» Given exercise
Select the lines that contain "battery" and copy each of them.
────────
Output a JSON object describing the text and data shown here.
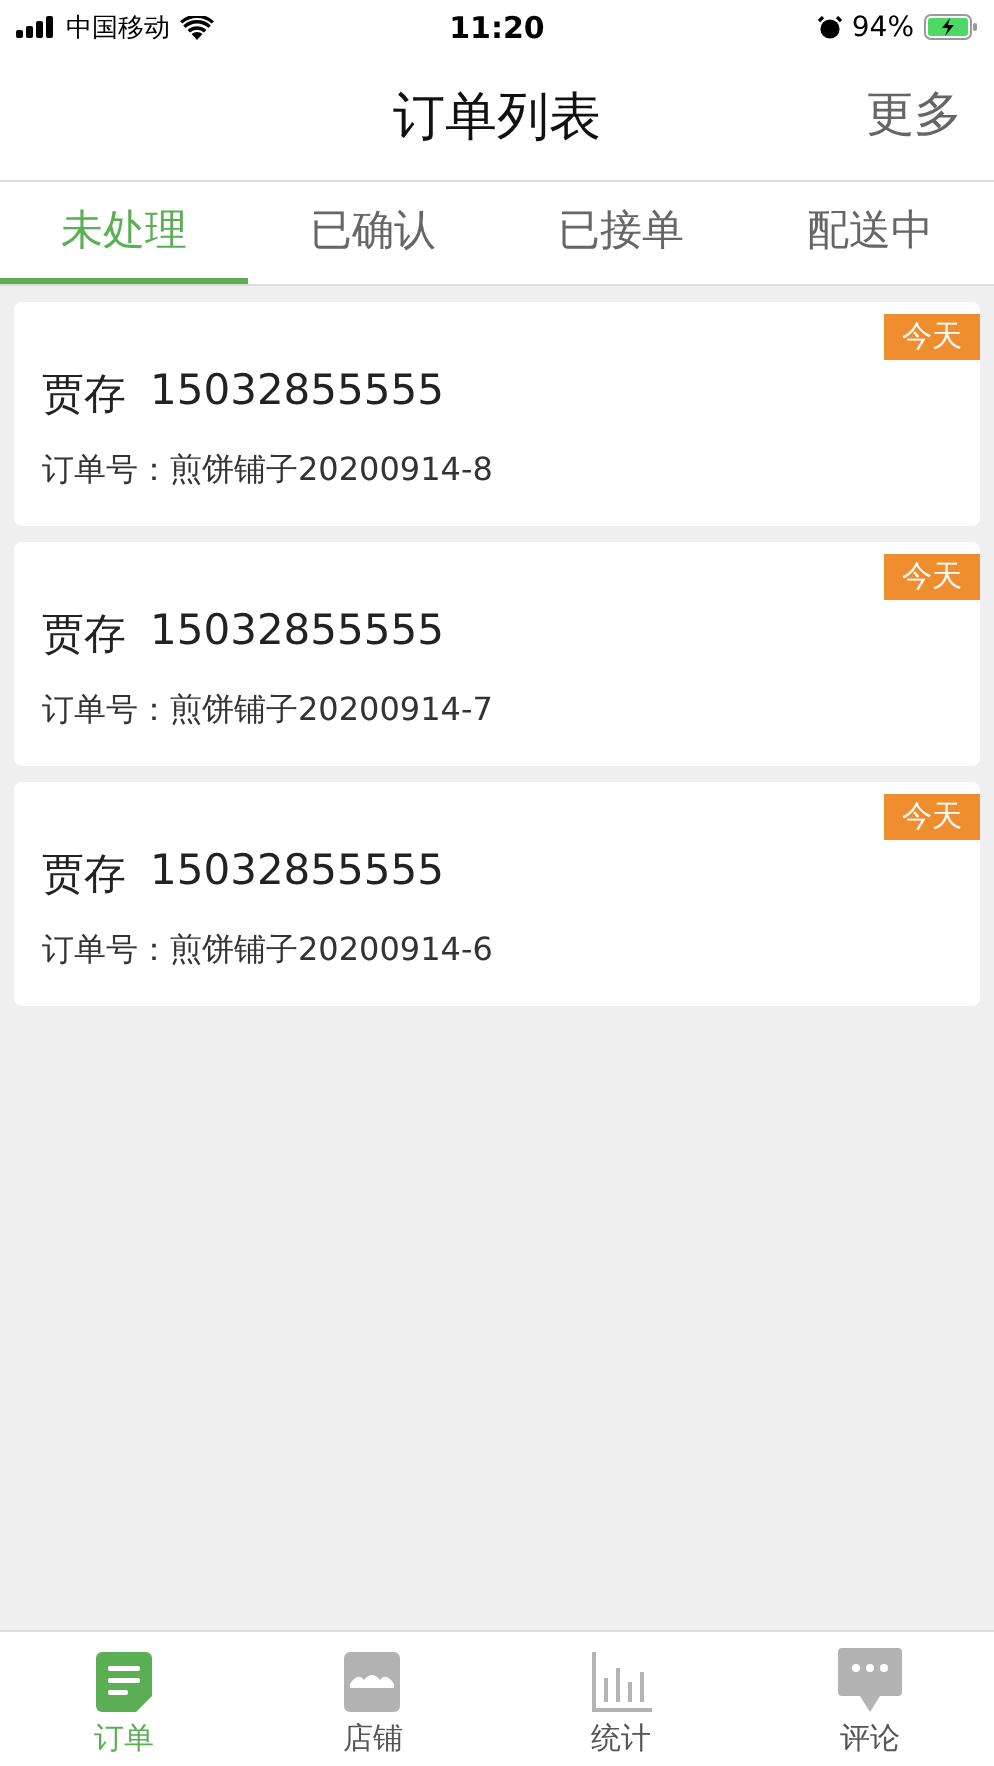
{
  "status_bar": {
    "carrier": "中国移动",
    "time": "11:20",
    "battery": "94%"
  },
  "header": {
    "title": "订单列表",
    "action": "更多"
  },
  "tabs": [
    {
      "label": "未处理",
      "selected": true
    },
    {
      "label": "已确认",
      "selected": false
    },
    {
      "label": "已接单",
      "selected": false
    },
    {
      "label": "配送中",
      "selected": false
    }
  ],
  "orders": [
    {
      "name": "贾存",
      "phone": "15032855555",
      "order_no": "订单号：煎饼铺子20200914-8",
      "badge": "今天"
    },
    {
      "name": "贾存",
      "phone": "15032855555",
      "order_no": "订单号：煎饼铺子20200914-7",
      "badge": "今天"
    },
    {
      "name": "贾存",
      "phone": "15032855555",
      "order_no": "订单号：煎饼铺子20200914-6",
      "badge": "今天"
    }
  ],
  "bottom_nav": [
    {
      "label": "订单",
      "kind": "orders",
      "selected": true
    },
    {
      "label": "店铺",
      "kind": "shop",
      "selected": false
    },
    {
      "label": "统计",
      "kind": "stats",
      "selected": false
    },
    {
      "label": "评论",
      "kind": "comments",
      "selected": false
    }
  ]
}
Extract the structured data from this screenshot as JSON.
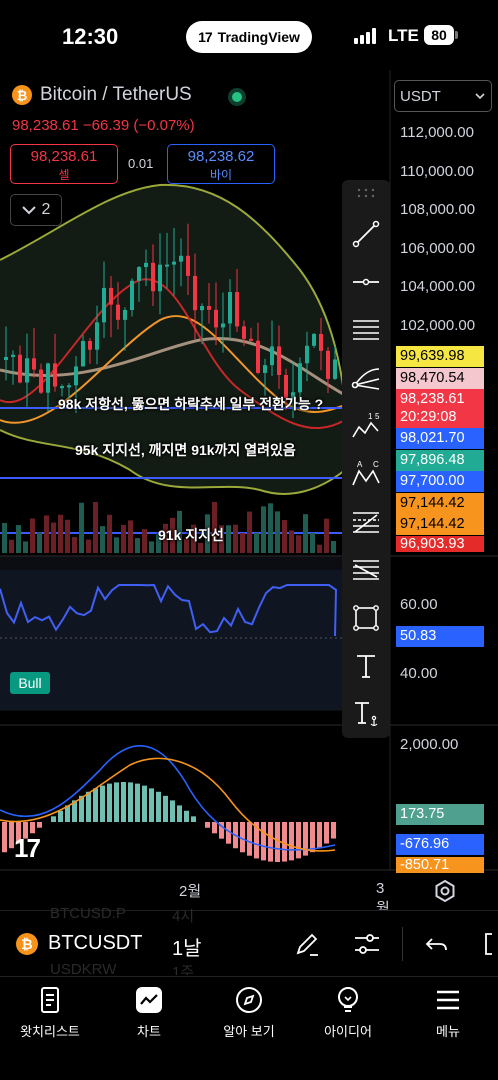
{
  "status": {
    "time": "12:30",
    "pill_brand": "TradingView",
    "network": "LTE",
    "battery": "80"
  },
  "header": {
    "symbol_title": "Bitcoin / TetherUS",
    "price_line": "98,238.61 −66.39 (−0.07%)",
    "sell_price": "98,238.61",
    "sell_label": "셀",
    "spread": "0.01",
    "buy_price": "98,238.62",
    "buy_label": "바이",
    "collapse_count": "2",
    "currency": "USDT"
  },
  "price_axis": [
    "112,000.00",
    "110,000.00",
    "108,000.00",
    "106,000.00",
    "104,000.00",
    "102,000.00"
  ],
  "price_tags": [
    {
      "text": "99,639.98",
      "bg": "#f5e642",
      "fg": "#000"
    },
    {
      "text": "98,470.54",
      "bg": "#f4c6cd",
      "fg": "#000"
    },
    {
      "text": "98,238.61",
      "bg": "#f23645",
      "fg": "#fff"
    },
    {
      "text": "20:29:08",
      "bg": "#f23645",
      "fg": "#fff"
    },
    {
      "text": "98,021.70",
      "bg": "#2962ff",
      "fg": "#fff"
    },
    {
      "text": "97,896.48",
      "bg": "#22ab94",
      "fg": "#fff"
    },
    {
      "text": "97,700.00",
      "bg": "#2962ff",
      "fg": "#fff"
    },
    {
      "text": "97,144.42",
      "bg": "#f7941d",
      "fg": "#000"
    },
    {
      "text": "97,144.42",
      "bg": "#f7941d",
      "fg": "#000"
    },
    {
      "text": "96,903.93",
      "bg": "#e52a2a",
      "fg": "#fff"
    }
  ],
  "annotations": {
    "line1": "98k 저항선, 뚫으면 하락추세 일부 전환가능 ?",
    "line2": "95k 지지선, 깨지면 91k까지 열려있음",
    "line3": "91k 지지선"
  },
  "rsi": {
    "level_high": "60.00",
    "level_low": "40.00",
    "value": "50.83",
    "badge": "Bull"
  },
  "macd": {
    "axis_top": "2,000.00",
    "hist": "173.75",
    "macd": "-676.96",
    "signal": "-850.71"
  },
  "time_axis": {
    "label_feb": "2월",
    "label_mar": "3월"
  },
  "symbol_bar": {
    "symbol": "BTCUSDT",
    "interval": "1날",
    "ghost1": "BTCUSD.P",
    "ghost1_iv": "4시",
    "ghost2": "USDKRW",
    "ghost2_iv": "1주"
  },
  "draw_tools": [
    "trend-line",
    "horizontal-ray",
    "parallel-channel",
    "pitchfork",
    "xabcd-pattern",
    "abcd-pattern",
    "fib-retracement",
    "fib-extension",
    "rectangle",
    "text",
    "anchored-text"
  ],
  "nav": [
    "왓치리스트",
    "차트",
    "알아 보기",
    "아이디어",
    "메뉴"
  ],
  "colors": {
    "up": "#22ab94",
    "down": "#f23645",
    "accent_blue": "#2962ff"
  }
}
────────
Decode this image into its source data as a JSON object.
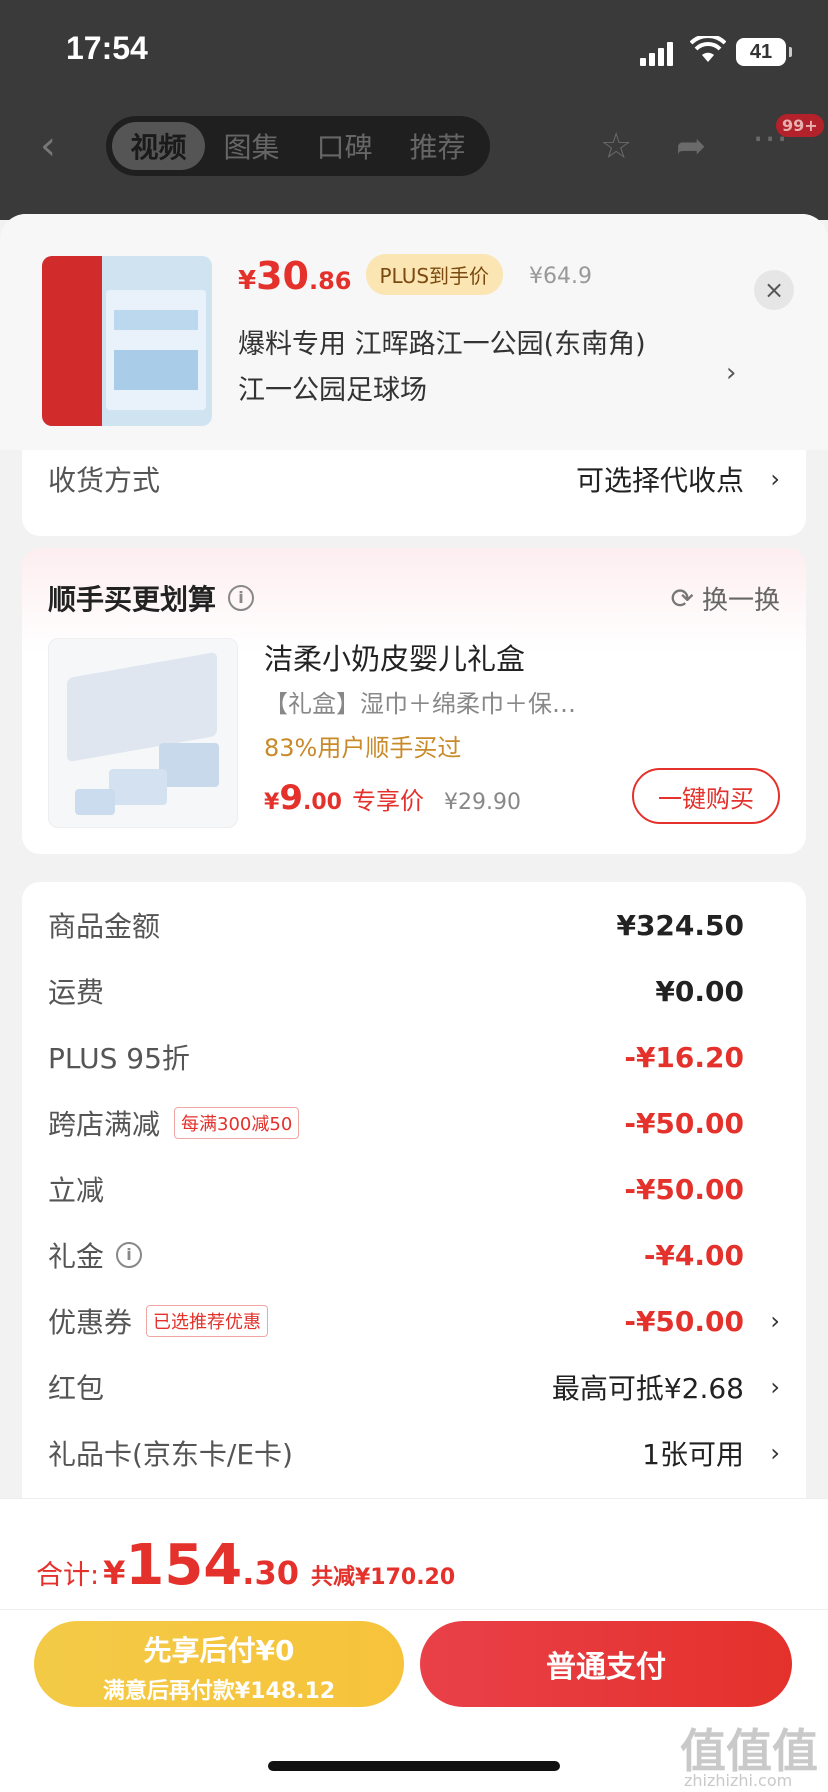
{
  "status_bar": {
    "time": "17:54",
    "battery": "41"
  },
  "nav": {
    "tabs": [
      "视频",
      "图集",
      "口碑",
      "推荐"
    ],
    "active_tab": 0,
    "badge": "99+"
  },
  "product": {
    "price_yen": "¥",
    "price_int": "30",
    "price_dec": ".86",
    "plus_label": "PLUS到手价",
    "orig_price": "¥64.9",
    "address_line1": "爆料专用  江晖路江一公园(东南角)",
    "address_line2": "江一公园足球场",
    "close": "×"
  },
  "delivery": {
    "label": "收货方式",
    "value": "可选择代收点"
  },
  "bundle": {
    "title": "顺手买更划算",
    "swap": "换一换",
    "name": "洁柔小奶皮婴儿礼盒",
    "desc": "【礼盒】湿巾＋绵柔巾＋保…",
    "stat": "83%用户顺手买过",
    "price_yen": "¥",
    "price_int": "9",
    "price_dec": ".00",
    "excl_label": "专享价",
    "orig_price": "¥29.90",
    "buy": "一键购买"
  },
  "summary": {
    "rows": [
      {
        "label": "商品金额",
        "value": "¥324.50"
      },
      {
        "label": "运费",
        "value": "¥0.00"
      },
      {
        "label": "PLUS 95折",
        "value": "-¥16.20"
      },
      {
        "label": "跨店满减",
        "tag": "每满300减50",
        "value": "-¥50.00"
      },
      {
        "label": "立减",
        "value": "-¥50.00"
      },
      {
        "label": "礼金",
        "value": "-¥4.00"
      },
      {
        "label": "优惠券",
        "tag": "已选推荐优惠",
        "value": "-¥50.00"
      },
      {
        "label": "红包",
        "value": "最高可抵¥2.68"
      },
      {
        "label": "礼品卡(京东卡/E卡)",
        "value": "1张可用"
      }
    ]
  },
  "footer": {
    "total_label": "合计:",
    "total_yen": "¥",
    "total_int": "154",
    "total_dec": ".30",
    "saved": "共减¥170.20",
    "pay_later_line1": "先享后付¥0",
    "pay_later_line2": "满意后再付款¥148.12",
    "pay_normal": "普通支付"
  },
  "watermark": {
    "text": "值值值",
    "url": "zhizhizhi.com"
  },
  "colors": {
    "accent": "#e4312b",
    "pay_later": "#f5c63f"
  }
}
────────
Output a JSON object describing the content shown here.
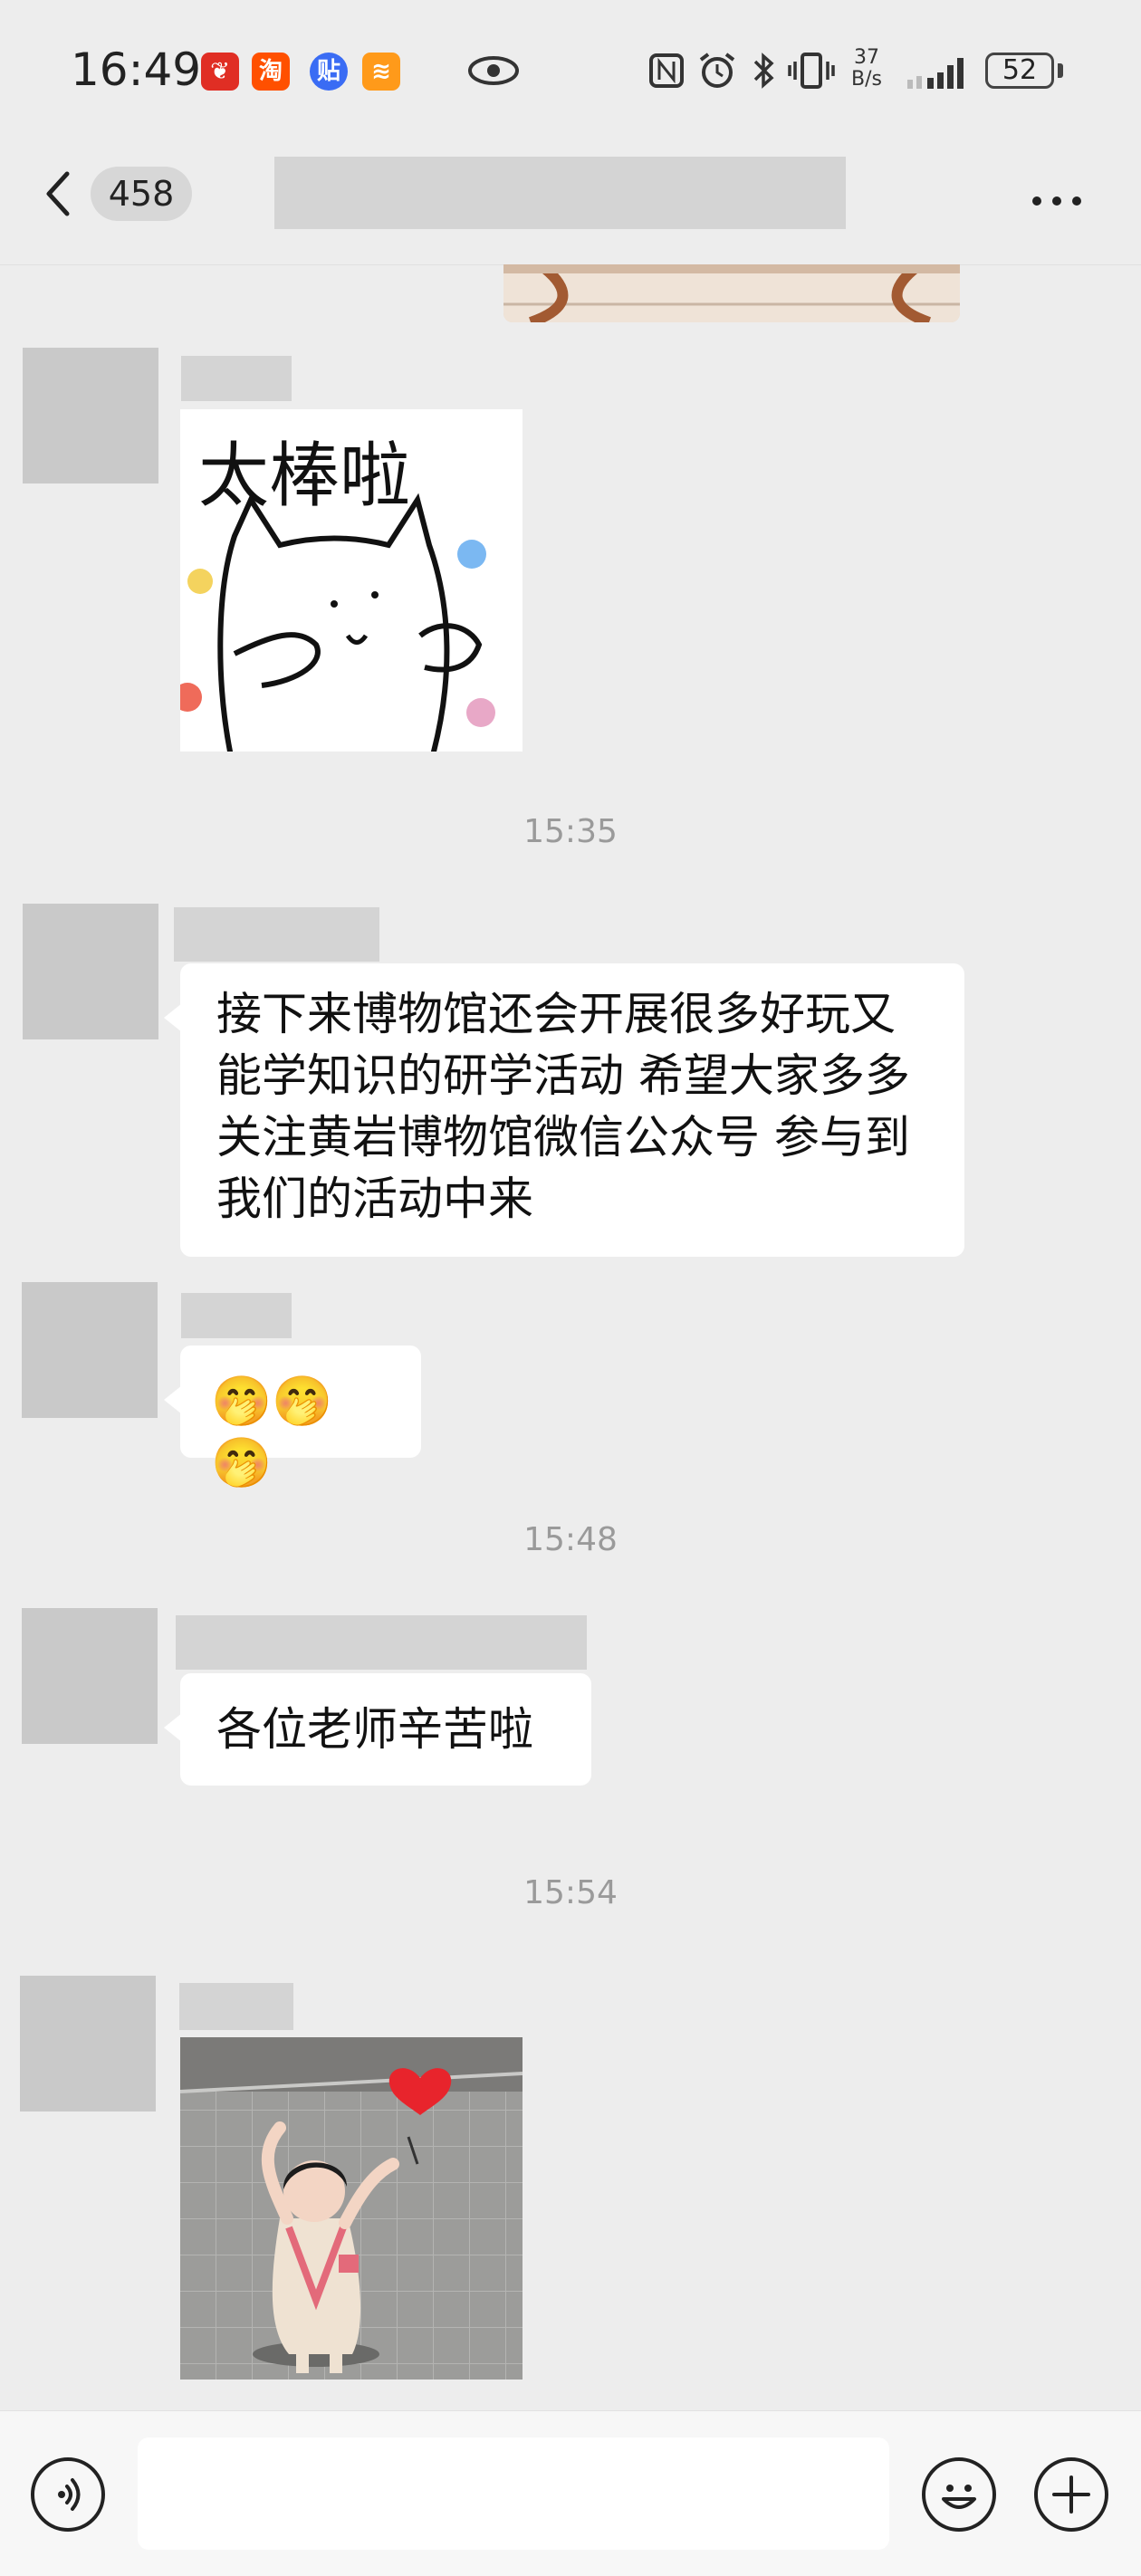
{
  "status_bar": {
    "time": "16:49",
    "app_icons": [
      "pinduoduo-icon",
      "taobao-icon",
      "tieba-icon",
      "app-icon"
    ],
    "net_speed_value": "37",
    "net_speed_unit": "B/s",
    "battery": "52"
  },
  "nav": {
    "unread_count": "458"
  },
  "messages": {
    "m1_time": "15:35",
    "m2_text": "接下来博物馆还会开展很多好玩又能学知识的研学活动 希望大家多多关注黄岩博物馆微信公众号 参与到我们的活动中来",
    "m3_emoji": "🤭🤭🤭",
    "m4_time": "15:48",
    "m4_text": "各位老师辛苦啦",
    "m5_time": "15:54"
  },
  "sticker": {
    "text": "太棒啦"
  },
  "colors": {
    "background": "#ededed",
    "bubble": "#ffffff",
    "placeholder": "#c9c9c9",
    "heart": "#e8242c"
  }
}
────────
» Solution for this exercise
    "battery": "94%"
    "battery": "80"
    "battery": "41"
    "battery": "52"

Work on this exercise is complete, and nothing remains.